Input rows -
● ● ● ●
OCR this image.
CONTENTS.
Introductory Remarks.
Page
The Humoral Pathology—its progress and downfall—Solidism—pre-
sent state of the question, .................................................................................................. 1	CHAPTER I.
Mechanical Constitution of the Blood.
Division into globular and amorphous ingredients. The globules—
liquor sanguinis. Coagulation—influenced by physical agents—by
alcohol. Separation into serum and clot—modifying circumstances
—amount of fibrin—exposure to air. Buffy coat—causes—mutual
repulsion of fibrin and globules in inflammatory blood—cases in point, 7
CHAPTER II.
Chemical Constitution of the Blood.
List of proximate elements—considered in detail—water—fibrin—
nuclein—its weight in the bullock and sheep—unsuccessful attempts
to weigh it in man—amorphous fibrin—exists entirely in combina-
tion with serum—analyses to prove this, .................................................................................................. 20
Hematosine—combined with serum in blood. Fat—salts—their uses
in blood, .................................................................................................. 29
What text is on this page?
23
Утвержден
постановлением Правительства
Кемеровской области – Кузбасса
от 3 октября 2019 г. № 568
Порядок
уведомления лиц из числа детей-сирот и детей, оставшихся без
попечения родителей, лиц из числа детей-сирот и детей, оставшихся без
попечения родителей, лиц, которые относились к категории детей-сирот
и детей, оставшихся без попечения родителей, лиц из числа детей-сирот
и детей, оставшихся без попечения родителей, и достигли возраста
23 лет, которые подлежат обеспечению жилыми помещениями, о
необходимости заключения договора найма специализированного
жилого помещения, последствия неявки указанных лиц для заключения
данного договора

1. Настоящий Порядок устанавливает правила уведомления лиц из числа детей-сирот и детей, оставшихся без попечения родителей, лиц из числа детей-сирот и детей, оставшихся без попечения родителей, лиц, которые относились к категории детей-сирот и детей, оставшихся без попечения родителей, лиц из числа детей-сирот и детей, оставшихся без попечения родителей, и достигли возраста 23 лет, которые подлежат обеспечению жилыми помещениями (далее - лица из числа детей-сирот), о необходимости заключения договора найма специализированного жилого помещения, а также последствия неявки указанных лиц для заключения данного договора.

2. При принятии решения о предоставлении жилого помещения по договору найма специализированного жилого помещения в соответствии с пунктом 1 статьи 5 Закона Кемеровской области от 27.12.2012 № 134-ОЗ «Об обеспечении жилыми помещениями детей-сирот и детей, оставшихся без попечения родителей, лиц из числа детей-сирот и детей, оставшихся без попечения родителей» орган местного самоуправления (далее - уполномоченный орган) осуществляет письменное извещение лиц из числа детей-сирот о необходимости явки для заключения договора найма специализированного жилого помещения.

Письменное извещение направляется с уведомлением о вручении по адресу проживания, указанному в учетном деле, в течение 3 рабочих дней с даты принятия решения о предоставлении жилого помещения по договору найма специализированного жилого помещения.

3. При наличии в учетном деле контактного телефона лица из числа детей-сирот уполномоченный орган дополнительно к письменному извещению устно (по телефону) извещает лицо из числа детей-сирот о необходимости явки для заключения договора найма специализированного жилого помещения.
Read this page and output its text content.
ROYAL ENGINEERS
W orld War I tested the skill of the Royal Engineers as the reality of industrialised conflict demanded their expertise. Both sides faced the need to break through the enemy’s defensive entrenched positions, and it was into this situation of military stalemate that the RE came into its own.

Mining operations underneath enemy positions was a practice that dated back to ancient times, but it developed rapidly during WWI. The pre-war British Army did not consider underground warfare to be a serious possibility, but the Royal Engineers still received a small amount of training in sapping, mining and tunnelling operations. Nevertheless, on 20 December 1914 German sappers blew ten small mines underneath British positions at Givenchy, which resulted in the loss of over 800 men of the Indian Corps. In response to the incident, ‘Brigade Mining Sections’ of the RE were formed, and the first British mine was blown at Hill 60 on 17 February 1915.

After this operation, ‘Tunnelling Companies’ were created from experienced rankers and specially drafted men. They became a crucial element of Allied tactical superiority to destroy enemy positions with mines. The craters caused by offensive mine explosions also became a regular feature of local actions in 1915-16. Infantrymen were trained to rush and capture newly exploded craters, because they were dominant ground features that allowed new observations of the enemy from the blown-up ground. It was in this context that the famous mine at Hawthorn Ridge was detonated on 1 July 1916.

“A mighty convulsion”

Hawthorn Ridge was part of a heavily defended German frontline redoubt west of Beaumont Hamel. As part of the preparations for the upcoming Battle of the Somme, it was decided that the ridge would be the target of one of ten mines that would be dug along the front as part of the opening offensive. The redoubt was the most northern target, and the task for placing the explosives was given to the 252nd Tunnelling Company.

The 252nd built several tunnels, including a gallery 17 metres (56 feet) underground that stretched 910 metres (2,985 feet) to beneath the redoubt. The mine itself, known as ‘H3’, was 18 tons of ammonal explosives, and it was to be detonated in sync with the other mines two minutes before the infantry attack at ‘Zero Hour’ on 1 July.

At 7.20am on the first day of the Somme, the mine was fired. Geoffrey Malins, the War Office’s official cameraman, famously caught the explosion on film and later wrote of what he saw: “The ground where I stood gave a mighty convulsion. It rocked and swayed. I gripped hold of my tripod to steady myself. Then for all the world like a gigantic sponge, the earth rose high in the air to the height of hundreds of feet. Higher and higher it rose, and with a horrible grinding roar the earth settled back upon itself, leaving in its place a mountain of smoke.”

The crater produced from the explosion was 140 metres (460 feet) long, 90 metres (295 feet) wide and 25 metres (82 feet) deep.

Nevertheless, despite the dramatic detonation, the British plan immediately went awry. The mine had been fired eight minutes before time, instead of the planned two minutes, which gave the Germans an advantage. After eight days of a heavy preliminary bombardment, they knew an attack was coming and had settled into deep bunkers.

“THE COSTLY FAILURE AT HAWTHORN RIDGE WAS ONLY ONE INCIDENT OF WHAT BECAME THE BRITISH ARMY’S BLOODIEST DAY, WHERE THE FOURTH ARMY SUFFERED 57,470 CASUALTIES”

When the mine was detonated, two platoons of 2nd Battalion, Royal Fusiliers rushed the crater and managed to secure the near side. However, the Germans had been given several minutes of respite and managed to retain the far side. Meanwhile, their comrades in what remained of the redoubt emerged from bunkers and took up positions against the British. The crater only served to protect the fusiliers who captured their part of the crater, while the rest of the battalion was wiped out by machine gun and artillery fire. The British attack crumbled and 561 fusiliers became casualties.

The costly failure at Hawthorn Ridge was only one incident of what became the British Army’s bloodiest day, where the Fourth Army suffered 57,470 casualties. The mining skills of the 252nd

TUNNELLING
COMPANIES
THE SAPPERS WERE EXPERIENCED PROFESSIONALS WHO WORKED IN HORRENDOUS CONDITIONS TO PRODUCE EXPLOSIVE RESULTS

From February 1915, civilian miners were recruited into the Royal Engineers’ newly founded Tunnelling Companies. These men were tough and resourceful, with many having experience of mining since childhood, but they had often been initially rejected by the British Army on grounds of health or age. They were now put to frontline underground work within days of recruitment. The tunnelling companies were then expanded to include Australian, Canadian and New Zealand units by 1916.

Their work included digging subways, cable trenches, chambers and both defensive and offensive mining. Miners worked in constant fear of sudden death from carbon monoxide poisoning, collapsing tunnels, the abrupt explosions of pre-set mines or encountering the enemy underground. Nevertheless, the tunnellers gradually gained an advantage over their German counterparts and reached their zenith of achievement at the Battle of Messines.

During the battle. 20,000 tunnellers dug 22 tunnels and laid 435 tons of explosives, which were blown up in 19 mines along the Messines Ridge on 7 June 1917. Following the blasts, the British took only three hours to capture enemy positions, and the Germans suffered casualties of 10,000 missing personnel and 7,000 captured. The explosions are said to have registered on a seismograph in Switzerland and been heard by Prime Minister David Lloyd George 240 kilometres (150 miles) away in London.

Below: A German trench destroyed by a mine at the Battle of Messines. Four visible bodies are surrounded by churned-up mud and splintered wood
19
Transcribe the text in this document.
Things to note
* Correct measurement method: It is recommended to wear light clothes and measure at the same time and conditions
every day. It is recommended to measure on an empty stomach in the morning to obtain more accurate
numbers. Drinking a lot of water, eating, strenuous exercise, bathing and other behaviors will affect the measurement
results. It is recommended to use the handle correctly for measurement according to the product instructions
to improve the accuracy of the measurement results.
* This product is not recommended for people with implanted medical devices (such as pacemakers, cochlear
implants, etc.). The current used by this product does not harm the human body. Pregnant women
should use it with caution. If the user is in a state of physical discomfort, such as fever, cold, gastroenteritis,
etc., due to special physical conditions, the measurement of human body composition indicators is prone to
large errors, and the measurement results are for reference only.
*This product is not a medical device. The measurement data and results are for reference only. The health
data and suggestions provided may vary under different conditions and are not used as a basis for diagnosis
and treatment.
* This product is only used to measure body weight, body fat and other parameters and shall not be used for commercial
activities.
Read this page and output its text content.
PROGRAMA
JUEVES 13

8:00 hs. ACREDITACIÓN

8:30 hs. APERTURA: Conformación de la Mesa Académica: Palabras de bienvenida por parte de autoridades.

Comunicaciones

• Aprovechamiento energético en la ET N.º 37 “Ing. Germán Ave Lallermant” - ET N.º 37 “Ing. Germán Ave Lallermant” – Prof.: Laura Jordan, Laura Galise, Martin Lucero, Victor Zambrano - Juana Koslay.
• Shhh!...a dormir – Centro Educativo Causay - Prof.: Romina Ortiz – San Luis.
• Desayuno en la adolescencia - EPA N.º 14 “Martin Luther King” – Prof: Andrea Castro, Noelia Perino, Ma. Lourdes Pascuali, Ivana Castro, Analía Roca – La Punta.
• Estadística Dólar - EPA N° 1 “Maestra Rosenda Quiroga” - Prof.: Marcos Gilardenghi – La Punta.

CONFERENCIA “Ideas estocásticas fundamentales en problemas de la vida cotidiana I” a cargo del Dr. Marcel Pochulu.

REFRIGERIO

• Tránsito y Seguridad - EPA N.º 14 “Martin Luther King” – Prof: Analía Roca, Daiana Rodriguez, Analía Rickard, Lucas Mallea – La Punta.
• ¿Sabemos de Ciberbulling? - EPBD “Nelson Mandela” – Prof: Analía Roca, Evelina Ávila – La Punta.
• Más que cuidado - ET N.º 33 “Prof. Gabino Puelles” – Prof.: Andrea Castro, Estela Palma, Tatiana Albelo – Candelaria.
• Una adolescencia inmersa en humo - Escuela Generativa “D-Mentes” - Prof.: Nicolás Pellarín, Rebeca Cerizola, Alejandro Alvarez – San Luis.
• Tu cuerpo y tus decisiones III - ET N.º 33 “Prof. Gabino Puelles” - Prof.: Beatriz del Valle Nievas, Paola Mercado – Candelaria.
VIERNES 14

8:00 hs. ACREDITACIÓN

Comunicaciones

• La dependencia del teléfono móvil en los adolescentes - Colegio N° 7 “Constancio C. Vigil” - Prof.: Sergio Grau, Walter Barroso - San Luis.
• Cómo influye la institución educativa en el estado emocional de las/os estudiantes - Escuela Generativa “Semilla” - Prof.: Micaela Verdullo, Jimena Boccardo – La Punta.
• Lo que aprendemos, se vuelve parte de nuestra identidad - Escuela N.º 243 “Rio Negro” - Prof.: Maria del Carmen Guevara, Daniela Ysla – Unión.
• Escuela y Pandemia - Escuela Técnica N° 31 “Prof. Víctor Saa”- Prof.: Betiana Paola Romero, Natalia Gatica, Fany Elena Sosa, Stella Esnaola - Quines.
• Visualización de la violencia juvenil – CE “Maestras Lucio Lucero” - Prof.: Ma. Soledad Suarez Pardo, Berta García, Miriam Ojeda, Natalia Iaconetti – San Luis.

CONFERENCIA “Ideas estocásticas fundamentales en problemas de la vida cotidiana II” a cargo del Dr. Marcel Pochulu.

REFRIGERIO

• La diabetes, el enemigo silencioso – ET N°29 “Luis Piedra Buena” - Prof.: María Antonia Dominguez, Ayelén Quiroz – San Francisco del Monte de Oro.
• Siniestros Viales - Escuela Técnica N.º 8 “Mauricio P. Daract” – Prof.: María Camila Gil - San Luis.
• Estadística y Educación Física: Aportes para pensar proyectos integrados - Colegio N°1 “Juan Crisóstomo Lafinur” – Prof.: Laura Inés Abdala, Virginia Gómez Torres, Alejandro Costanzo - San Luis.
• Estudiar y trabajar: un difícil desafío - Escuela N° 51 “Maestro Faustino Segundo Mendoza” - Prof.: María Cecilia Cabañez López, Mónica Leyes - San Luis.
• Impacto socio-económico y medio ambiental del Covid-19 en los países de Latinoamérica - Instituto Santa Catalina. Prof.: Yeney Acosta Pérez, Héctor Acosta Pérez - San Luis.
● ● ● ●
Problem details -
Count the lines in the records above that contain the word "cotidiana", and give only the number.

Answer -
2